» **Given request**:
Find the string "MECÂNICO" in the listing and report every line that has it.

(Data excerpts)
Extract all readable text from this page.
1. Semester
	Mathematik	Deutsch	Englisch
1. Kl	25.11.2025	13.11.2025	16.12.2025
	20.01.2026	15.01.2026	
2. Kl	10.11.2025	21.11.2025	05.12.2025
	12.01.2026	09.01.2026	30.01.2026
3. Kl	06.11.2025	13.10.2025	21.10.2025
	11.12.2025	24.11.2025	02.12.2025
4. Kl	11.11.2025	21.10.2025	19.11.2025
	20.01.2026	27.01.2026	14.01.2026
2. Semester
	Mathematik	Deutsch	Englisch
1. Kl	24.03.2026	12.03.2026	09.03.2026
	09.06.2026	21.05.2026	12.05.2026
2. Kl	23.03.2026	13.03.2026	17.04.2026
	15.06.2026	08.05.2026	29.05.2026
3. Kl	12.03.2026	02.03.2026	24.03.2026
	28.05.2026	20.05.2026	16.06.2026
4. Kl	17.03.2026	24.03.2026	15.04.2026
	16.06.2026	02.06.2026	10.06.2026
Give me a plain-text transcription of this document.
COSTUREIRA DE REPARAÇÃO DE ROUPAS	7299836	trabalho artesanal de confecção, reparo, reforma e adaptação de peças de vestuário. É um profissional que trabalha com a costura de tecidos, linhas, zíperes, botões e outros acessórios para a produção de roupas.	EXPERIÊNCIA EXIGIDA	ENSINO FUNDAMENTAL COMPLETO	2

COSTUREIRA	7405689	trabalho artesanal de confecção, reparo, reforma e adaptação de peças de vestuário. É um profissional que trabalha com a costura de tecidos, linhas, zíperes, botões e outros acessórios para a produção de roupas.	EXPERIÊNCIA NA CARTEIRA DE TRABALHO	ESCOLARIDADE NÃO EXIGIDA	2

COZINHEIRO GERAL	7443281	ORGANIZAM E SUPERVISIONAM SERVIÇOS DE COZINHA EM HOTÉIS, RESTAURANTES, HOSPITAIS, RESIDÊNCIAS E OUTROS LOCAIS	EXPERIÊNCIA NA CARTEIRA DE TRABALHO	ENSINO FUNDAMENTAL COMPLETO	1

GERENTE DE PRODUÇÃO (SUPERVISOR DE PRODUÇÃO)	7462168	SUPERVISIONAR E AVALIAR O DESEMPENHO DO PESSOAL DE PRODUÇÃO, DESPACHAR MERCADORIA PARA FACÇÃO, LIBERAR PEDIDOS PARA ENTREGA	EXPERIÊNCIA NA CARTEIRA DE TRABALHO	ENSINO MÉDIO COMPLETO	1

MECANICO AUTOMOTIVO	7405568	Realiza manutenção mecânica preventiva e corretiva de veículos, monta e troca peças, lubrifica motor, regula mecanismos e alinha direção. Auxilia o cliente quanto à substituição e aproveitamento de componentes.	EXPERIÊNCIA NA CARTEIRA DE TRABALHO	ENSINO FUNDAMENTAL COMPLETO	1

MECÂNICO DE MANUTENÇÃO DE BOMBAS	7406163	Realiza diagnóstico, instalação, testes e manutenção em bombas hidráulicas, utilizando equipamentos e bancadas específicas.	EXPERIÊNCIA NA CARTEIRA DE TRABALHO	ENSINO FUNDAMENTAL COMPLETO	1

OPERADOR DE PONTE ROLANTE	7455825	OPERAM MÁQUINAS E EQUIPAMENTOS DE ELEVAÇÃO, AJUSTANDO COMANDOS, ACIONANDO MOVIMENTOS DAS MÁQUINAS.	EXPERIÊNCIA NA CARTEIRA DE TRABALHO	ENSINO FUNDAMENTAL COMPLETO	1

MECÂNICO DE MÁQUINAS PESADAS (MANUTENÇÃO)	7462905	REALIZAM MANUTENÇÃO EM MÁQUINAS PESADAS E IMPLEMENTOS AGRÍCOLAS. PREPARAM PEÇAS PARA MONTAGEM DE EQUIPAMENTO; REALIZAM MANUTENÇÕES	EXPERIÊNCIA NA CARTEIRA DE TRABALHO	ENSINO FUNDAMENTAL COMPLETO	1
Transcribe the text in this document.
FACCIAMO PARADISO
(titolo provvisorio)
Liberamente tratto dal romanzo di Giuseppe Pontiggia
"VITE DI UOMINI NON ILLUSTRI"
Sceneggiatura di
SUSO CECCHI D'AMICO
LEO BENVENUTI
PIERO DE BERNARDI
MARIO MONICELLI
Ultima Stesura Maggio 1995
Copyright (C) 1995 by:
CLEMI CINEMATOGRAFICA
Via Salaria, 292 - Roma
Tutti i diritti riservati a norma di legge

» **Output for this exercise**:
MECÂNICO DE MANUTENÇÃO DE BOMBAS	7406163	Realiza diagnóstico, instalação, testes e manutenção em bombas hidráulicas, utilizando equipamentos e bancadas específicas.	EXPERIÊNCIA NA CARTEIRA DE TRABALHO	ENSINO FUNDAMENTAL COMPLETO	1
MECÂNICO DE MÁQUINAS PESADAS (MANUTENÇÃO)	7462905	REALIZAM MANUTENÇÃO EM MÁQUINAS PESADAS E IMPLEMENTOS AGRÍCOLAS. PREPARAM PEÇAS PARA MONTAGEM DE EQUIPAMENTO; REALIZAM MANUTENÇÕES	EXPERIÊNCIA NA CARTEIRA DE TRABALHO	ENSINO FUNDAMENTAL COMPLETO	1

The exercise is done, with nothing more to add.